* START Information supplied *
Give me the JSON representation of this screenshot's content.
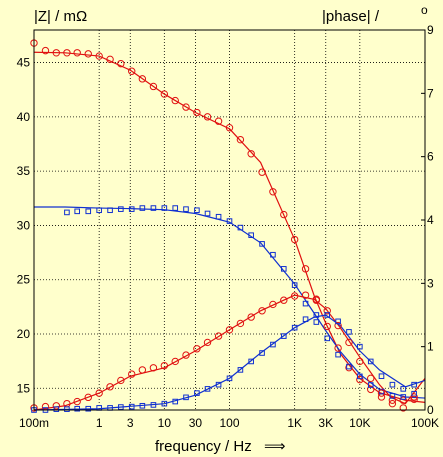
{
  "chart_data": {
    "type": "scatter",
    "x_scale": "log",
    "grid": true,
    "xlim": [
      0.1,
      100000
    ],
    "ylim": [
      13,
      48
    ],
    "y2lim": [
      0,
      9
    ],
    "xlabel": "frequency / Hz",
    "xlabel_arrow": "⟹",
    "ylabel_left": "|Z| / mΩ",
    "ylabel_right": "|phase| /",
    "ylabel_right_unit": "o",
    "x_ticks": [
      {
        "v": 0.1,
        "label": "100m"
      },
      {
        "v": 1,
        "label": "1"
      },
      {
        "v": 3,
        "label": "3"
      },
      {
        "v": 10,
        "label": "10"
      },
      {
        "v": 30,
        "label": "30"
      },
      {
        "v": 100,
        "label": "100"
      },
      {
        "v": 1000,
        "label": "1K"
      },
      {
        "v": 3000,
        "label": "3K"
      },
      {
        "v": 10000,
        "label": "10K"
      },
      {
        "v": 100000,
        "label": "100K"
      }
    ],
    "y_left_ticks": [
      {
        "v": 15,
        "label": "15"
      },
      {
        "v": 20,
        "label": "20"
      },
      {
        "v": 25,
        "label": "25"
      },
      {
        "v": 30,
        "label": "30"
      },
      {
        "v": 35,
        "label": "35"
      },
      {
        "v": 40,
        "label": "40"
      },
      {
        "v": 45,
        "label": "45"
      }
    ],
    "y_right_ticks": [
      {
        "v": 0,
        "label": "0"
      },
      {
        "v": 1.5,
        "label": "1"
      },
      {
        "v": 3,
        "label": "3"
      },
      {
        "v": 4.5,
        "label": "4"
      },
      {
        "v": 6,
        "label": "6"
      },
      {
        "v": 7.5,
        "label": "7"
      },
      {
        "v": 9,
        "label": "9"
      }
    ],
    "colors": {
      "red": "#e01010",
      "blue": "#1030d0",
      "grid": "#000000",
      "background": "#ffffcc"
    },
    "series": [
      {
        "color": "red",
        "marker": "circle",
        "axis": "left",
        "kind": "magnitude",
        "x": [
          0.1,
          0.15,
          0.22,
          0.32,
          0.46,
          0.68,
          1,
          1.47,
          2.15,
          3.16,
          4.6,
          6.8,
          10,
          14.7,
          21.5,
          31.6,
          46,
          68,
          100,
          147,
          215,
          316,
          464,
          681,
          1000,
          1470,
          2150,
          3160,
          4640,
          6810,
          10000,
          14700,
          21500,
          31600,
          46400,
          68100
        ],
        "y": [
          46.8,
          46.1,
          45.9,
          45.9,
          45.9,
          45.8,
          45.6,
          45.3,
          44.9,
          44.2,
          43.5,
          42.8,
          42.1,
          41.5,
          40.9,
          40.4,
          40.0,
          39.6,
          39.0,
          37.9,
          36.6,
          34.9,
          33.1,
          31.0,
          28.7,
          26.0,
          23.2,
          20.7,
          18.7,
          16.9,
          15.8,
          14.9,
          14.2,
          13.9,
          13.9,
          14.2
        ],
        "curve_x": [
          0.1,
          0.3,
          1,
          3,
          10,
          30,
          100,
          300,
          1000,
          2000,
          3000,
          5000,
          10000,
          20000,
          50000,
          100000
        ],
        "curve_y": [
          45.95,
          45.9,
          45.6,
          44.3,
          42.1,
          40.4,
          38.9,
          35.8,
          28.7,
          23.5,
          21.0,
          18.2,
          15.9,
          14.6,
          13.9,
          13.7
        ]
      },
      {
        "color": "blue",
        "marker": "square",
        "axis": "left",
        "kind": "magnitude",
        "x": [
          0.32,
          0.46,
          0.68,
          1,
          1.47,
          2.15,
          3.16,
          4.6,
          6.8,
          10,
          14.7,
          21.5,
          31.6,
          46,
          68,
          100,
          147,
          215,
          316,
          464,
          681,
          1000,
          1470,
          2150,
          3160,
          4640,
          6810,
          10000,
          14700,
          21500,
          31600,
          46400,
          68100
        ],
        "y": [
          31.2,
          31.3,
          31.3,
          31.4,
          31.4,
          31.5,
          31.5,
          31.6,
          31.6,
          31.6,
          31.6,
          31.5,
          31.4,
          31.1,
          30.8,
          30.4,
          29.8,
          29.1,
          28.3,
          27.3,
          26.0,
          24.5,
          22.8,
          21.1,
          19.6,
          18.1,
          17.0,
          16.1,
          15.3,
          14.7,
          14.3,
          14.2,
          14.5
        ],
        "curve_x": [
          0.1,
          0.3,
          1,
          3,
          10,
          30,
          100,
          300,
          1000,
          2000,
          3000,
          5000,
          10000,
          20000,
          50000,
          100000
        ],
        "curve_y": [
          31.7,
          31.7,
          31.6,
          31.55,
          31.45,
          31.1,
          30.3,
          28.4,
          24.6,
          21.9,
          20.3,
          18.4,
          16.3,
          14.9,
          14.2,
          14.1
        ]
      },
      {
        "color": "red",
        "marker": "circle",
        "axis": "right",
        "kind": "phase",
        "x": [
          0.1,
          0.15,
          0.22,
          0.32,
          0.46,
          0.68,
          1,
          1.47,
          2.15,
          3.16,
          4.6,
          6.8,
          10,
          14.7,
          21.5,
          31.6,
          46,
          68,
          100,
          147,
          215,
          316,
          464,
          681,
          1000,
          1470,
          2150,
          3160,
          4640,
          6810,
          10000,
          14700,
          21500,
          31600,
          46400,
          68100
        ],
        "y": [
          0.05,
          0.08,
          0.1,
          0.15,
          0.2,
          0.3,
          0.4,
          0.55,
          0.7,
          0.85,
          0.95,
          1.0,
          1.05,
          1.15,
          1.3,
          1.45,
          1.6,
          1.75,
          1.9,
          2.05,
          2.2,
          2.35,
          2.5,
          2.6,
          2.7,
          2.72,
          2.6,
          2.35,
          2.0,
          1.6,
          1.15,
          0.75,
          0.4,
          0.15,
          0.05,
          0.25
        ],
        "curve_x": [
          0.1,
          0.3,
          1,
          3,
          10,
          30,
          100,
          300,
          1000,
          2000,
          3000,
          5000,
          10000,
          20000,
          30000,
          50000,
          100000
        ],
        "curve_y": [
          0.0,
          0.1,
          0.4,
          0.8,
          1.0,
          1.4,
          1.9,
          2.35,
          2.72,
          2.62,
          2.4,
          1.95,
          1.25,
          0.6,
          0.3,
          0.15,
          0.75
        ]
      },
      {
        "color": "blue",
        "marker": "square",
        "axis": "right",
        "kind": "phase",
        "x": [
          0.1,
          0.15,
          0.22,
          0.32,
          0.46,
          0.68,
          1,
          1.47,
          2.15,
          3.16,
          4.6,
          6.8,
          10,
          14.7,
          21.5,
          31.6,
          46,
          68,
          100,
          147,
          215,
          316,
          464,
          681,
          1000,
          1470,
          2150,
          3160,
          4640,
          6810,
          10000,
          14700,
          21500,
          31600,
          46400,
          68100
        ],
        "y": [
          0.0,
          0.0,
          0.02,
          0.02,
          0.03,
          0.03,
          0.05,
          0.05,
          0.07,
          0.08,
          0.1,
          0.12,
          0.15,
          0.2,
          0.3,
          0.4,
          0.5,
          0.6,
          0.75,
          0.95,
          1.15,
          1.35,
          1.55,
          1.75,
          1.95,
          2.15,
          2.25,
          2.25,
          2.1,
          1.85,
          1.5,
          1.15,
          0.8,
          0.6,
          0.5,
          0.6
        ],
        "curve_x": [
          0.1,
          1,
          10,
          30,
          100,
          300,
          1000,
          2000,
          3000,
          5000,
          10000,
          20000,
          50000,
          100000
        ],
        "curve_y": [
          0.0,
          0.03,
          0.15,
          0.35,
          0.75,
          1.35,
          1.95,
          2.2,
          2.25,
          2.0,
          1.4,
          0.95,
          0.55,
          0.7
        ]
      }
    ]
  }
}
* END Information supplied *
The entries above should be reproduced exactly, without their pictures.

Give me the JSON representation of this screenshot's content.
{
  "chart_data": {
    "type": "scatter",
    "x_scale": "log",
    "grid": true,
    "xlim": [
      0.1,
      100000
    ],
    "ylim": [
      13,
      48
    ],
    "y2lim": [
      0,
      9
    ],
    "xlabel": "frequency / Hz",
    "xlabel_arrow": "⟹",
    "ylabel_left": "|Z| / mΩ",
    "ylabel_right": "|phase| /",
    "ylabel_right_unit": "o",
    "x_ticks": [
      {
        "v": 0.1,
        "label": "100m"
      },
      {
        "v": 1,
        "label": "1"
      },
      {
        "v": 3,
        "label": "3"
      },
      {
        "v": 10,
        "label": "10"
      },
      {
        "v": 30,
        "label": "30"
      },
      {
        "v": 100,
        "label": "100"
      },
      {
        "v": 1000,
        "label": "1K"
      },
      {
        "v": 3000,
        "label": "3K"
      },
      {
        "v": 10000,
        "label": "10K"
      },
      {
        "v": 100000,
        "label": "100K"
      }
    ],
    "y_left_ticks": [
      {
        "v": 15,
        "label": "15"
      },
      {
        "v": 20,
        "label": "20"
      },
      {
        "v": 25,
        "label": "25"
      },
      {
        "v": 30,
        "label": "30"
      },
      {
        "v": 35,
        "label": "35"
      },
      {
        "v": 40,
        "label": "40"
      },
      {
        "v": 45,
        "label": "45"
      }
    ],
    "y_right_ticks": [
      {
        "v": 0,
        "label": "0"
      },
      {
        "v": 1.5,
        "label": "1"
      },
      {
        "v": 3,
        "label": "3"
      },
      {
        "v": 4.5,
        "label": "4"
      },
      {
        "v": 6,
        "label": "6"
      },
      {
        "v": 7.5,
        "label": "7"
      },
      {
        "v": 9,
        "label": "9"
      }
    ],
    "colors": {
      "red": "#e01010",
      "blue": "#1030d0",
      "grid": "#000000",
      "background": "#ffffcc"
    },
    "series": [
      {
        "color": "red",
        "marker": "circle",
        "axis": "left",
        "kind": "magnitude",
        "x": [
          0.1,
          0.15,
          0.22,
          0.32,
          0.46,
          0.68,
          1,
          1.47,
          2.15,
          3.16,
          4.6,
          6.8,
          10,
          14.7,
          21.5,
          31.6,
          46,
          68,
          100,
          147,
          215,
          316,
          464,
          681,
          1000,
          1470,
          2150,
          3160,
          4640,
          6810,
          10000,
          14700,
          21500,
          31600,
          46400,
          68100
        ],
        "y": [
          46.8,
          46.1,
          45.9,
          45.9,
          45.9,
          45.8,
          45.6,
          45.3,
          44.9,
          44.2,
          43.5,
          42.8,
          42.1,
          41.5,
          40.9,
          40.4,
          40.0,
          39.6,
          39.0,
          37.9,
          36.6,
          34.9,
          33.1,
          31.0,
          28.7,
          26.0,
          23.2,
          20.7,
          18.7,
          16.9,
          15.8,
          14.9,
          14.2,
          13.9,
          13.9,
          14.2
        ],
        "curve_x": [
          0.1,
          0.3,
          1,
          3,
          10,
          30,
          100,
          300,
          1000,
          2000,
          3000,
          5000,
          10000,
          20000,
          50000,
          100000
        ],
        "curve_y": [
          45.95,
          45.9,
          45.6,
          44.3,
          42.1,
          40.4,
          38.9,
          35.8,
          28.7,
          23.5,
          21.0,
          18.2,
          15.9,
          14.6,
          13.9,
          13.7
        ]
      },
      {
        "color": "blue",
        "marker": "square",
        "axis": "left",
        "kind": "magnitude",
        "x": [
          0.32,
          0.46,
          0.68,
          1,
          1.47,
          2.15,
          3.16,
          4.6,
          6.8,
          10,
          14.7,
          21.5,
          31.6,
          46,
          68,
          100,
          147,
          215,
          316,
          464,
          681,
          1000,
          1470,
          2150,
          3160,
          4640,
          6810,
          10000,
          14700,
          21500,
          31600,
          46400,
          68100
        ],
        "y": [
          31.2,
          31.3,
          31.3,
          31.4,
          31.4,
          31.5,
          31.5,
          31.6,
          31.6,
          31.6,
          31.6,
          31.5,
          31.4,
          31.1,
          30.8,
          30.4,
          29.8,
          29.1,
          28.3,
          27.3,
          26.0,
          24.5,
          22.8,
          21.1,
          19.6,
          18.1,
          17.0,
          16.1,
          15.3,
          14.7,
          14.3,
          14.2,
          14.5
        ],
        "curve_x": [
          0.1,
          0.3,
          1,
          3,
          10,
          30,
          100,
          300,
          1000,
          2000,
          3000,
          5000,
          10000,
          20000,
          50000,
          100000
        ],
        "curve_y": [
          31.7,
          31.7,
          31.6,
          31.55,
          31.45,
          31.1,
          30.3,
          28.4,
          24.6,
          21.9,
          20.3,
          18.4,
          16.3,
          14.9,
          14.2,
          14.1
        ]
      },
      {
        "color": "red",
        "marker": "circle",
        "axis": "right",
        "kind": "phase",
        "x": [
          0.1,
          0.15,
          0.22,
          0.32,
          0.46,
          0.68,
          1,
          1.47,
          2.15,
          3.16,
          4.6,
          6.8,
          10,
          14.7,
          21.5,
          31.6,
          46,
          68,
          100,
          147,
          215,
          316,
          464,
          681,
          1000,
          1470,
          2150,
          3160,
          4640,
          6810,
          10000,
          14700,
          21500,
          31600,
          46400,
          68100
        ],
        "y": [
          0.05,
          0.08,
          0.1,
          0.15,
          0.2,
          0.3,
          0.4,
          0.55,
          0.7,
          0.85,
          0.95,
          1.0,
          1.05,
          1.15,
          1.3,
          1.45,
          1.6,
          1.75,
          1.9,
          2.05,
          2.2,
          2.35,
          2.5,
          2.6,
          2.7,
          2.72,
          2.6,
          2.35,
          2.0,
          1.6,
          1.15,
          0.75,
          0.4,
          0.15,
          0.05,
          0.25
        ],
        "curve_x": [
          0.1,
          0.3,
          1,
          3,
          10,
          30,
          100,
          300,
          1000,
          2000,
          3000,
          5000,
          10000,
          20000,
          30000,
          50000,
          100000
        ],
        "curve_y": [
          0.0,
          0.1,
          0.4,
          0.8,
          1.0,
          1.4,
          1.9,
          2.35,
          2.72,
          2.62,
          2.4,
          1.95,
          1.25,
          0.6,
          0.3,
          0.15,
          0.75
        ]
      },
      {
        "color": "blue",
        "marker": "square",
        "axis": "right",
        "kind": "phase",
        "x": [
          0.1,
          0.15,
          0.22,
          0.32,
          0.46,
          0.68,
          1,
          1.47,
          2.15,
          3.16,
          4.6,
          6.8,
          10,
          14.7,
          21.5,
          31.6,
          46,
          68,
          100,
          147,
          215,
          316,
          464,
          681,
          1000,
          1470,
          2150,
          3160,
          4640,
          6810,
          10000,
          14700,
          21500,
          31600,
          46400,
          68100
        ],
        "y": [
          0.0,
          0.0,
          0.02,
          0.02,
          0.03,
          0.03,
          0.05,
          0.05,
          0.07,
          0.08,
          0.1,
          0.12,
          0.15,
          0.2,
          0.3,
          0.4,
          0.5,
          0.6,
          0.75,
          0.95,
          1.15,
          1.35,
          1.55,
          1.75,
          1.95,
          2.15,
          2.25,
          2.25,
          2.1,
          1.85,
          1.5,
          1.15,
          0.8,
          0.6,
          0.5,
          0.6
        ],
        "curve_x": [
          0.1,
          1,
          10,
          30,
          100,
          300,
          1000,
          2000,
          3000,
          5000,
          10000,
          20000,
          50000,
          100000
        ],
        "curve_y": [
          0.0,
          0.03,
          0.15,
          0.35,
          0.75,
          1.35,
          1.95,
          2.2,
          2.25,
          2.0,
          1.4,
          0.95,
          0.55,
          0.7
        ]
      }
    ]
  }
}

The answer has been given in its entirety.